§ **LISTED RECORDS**:
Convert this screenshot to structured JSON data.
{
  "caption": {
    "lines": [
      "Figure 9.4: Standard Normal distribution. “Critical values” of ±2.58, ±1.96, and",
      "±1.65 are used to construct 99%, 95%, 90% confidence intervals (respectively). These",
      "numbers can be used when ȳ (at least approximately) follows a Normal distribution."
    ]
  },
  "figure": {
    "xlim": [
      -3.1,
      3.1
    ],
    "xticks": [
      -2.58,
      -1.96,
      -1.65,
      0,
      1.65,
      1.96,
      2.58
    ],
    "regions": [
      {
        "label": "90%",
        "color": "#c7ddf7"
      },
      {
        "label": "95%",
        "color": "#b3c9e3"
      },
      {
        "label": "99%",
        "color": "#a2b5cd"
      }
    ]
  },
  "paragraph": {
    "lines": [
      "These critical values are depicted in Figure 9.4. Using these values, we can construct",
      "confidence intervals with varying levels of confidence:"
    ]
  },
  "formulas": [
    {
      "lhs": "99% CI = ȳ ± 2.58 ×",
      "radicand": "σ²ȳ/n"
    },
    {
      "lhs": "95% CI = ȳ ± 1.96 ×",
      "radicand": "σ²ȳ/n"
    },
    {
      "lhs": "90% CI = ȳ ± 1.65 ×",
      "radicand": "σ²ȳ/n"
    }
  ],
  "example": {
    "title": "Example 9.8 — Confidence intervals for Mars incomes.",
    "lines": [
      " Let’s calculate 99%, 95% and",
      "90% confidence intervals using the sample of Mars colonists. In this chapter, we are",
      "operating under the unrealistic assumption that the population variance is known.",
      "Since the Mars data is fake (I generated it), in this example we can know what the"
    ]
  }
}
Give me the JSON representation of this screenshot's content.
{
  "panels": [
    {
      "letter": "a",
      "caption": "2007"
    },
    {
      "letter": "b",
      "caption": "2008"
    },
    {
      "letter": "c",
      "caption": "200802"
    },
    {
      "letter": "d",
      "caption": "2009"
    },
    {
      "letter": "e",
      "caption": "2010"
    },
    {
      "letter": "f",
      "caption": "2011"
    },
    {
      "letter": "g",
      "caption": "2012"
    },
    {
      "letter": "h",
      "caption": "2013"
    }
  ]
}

§ **WHAT IS BEING ASKED**: Exactly as written, please output every entry.

§ **ANSWER TO THIS TASK**:
Convert this screenshot to structured JSON data.
{
  "caption": {
    "lines": [
      "Figure 9.4: Standard Normal distribution. “Critical values” of ±2.58, ±1.96, and",
      "±1.65 are used to construct 99%, 95%, 90% confidence intervals (respectively). These",
      "numbers can be used when ȳ (at least approximately) follows a Normal distribution."
    ]
  },
  "figure": {
    "xlim": [
      -3.1,
      3.1
    ],
    "xticks": [
      -2.58,
      -1.96,
      -1.65,
      0,
      1.65,
      1.96,
      2.58
    ],
    "regions": [
      {
        "label": "90%",
        "color": "#c7ddf7"
      },
      {
        "label": "95%",
        "color": "#b3c9e3"
      },
      {
        "label": "99%",
        "color": "#a2b5cd"
      }
    ]
  },
  "paragraph": {
    "lines": [
      "These critical values are depicted in Figure 9.4. Using these values, we can construct",
      "confidence intervals with varying levels of confidence:"
    ]
  },
  "formulas": [
    {
      "lhs": "99% CI = ȳ ± 2.58 ×",
      "radicand": "σ²ȳ/n"
    },
    {
      "lhs": "95% CI = ȳ ± 1.96 ×",
      "radicand": "σ²ȳ/n"
    },
    {
      "lhs": "90% CI = ȳ ± 1.65 ×",
      "radicand": "σ²ȳ/n"
    }
  ],
  "example": {
    "title": "Example 9.8 — Confidence intervals for Mars incomes.",
    "lines": [
      " Let’s calculate 99%, 95% and",
      "90% confidence intervals using the sample of Mars colonists. In this chapter, we are",
      "operating under the unrealistic assumption that the population variance is known.",
      "Since the Mars data is fake (I generated it), in this example we can know what the"
    ]
  }
}
Give me the JSON representation of this screenshot's content.
{
  "panels": [
    {
      "letter": "a",
      "caption": "2007"
    },
    {
      "letter": "b",
      "caption": "2008"
    },
    {
      "letter": "c",
      "caption": "200802"
    },
    {
      "letter": "d",
      "caption": "2009"
    },
    {
      "letter": "e",
      "caption": "2010"
    },
    {
      "letter": "f",
      "caption": "2011"
    },
    {
      "letter": "g",
      "caption": "2012"
    },
    {
      "letter": "h",
      "caption": "2013"
    }
  ]
}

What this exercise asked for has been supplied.